>> START

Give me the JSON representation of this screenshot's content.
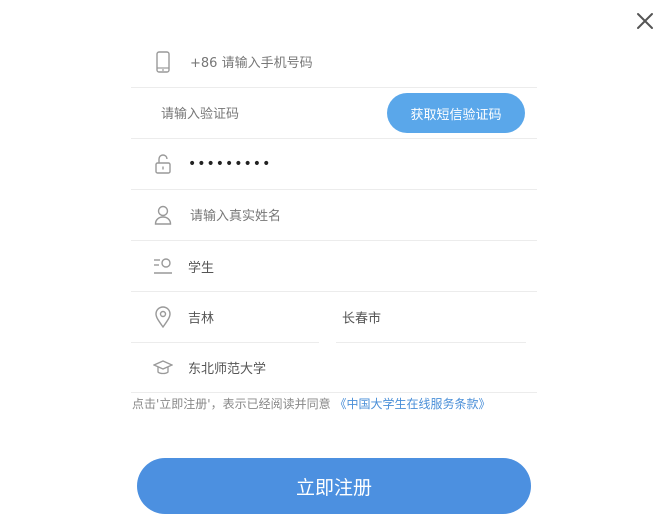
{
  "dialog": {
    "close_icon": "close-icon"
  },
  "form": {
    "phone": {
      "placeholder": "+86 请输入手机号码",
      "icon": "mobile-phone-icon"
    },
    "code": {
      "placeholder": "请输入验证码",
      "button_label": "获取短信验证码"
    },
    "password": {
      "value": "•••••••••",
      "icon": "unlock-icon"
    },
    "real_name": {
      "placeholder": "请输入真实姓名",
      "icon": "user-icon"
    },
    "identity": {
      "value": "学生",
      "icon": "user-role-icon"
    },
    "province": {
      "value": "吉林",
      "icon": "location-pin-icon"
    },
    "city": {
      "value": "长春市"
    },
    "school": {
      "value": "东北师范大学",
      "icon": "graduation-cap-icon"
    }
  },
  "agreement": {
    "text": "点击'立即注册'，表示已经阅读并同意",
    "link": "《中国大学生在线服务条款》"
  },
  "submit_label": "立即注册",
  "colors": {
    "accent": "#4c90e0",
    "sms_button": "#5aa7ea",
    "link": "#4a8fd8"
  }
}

>> END
>> START

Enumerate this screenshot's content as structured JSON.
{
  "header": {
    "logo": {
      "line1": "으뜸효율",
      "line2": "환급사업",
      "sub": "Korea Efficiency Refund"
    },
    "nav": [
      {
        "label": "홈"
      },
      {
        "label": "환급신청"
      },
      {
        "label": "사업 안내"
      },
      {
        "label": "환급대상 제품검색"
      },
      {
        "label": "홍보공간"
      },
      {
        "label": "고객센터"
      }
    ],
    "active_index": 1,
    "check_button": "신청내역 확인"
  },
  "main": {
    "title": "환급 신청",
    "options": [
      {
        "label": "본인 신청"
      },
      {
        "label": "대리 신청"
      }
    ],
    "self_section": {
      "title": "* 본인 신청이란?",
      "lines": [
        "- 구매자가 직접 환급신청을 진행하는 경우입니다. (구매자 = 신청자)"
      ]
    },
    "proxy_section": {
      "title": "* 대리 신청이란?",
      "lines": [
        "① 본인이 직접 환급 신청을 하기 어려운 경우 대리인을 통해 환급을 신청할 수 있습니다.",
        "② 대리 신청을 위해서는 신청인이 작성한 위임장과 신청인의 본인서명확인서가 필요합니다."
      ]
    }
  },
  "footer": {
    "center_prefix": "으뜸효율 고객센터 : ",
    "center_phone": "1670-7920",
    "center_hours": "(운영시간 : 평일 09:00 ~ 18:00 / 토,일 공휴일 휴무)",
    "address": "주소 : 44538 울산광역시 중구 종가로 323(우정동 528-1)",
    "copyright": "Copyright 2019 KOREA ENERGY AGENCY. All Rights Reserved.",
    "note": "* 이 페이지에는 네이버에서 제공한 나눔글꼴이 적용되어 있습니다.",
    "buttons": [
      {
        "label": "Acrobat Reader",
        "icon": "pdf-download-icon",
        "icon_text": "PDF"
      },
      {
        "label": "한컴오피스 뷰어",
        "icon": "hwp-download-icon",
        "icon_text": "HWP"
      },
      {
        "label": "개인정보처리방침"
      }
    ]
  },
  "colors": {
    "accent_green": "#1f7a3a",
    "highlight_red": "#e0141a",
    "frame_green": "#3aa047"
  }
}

>> END

[STATED GOAL]:
Copy all the lines above that hold the string "立即注册".

[TASK ANSWER]:
    "text": "点击'立即注册'，表示已经阅读并同意",
  "submit_label": "立即注册",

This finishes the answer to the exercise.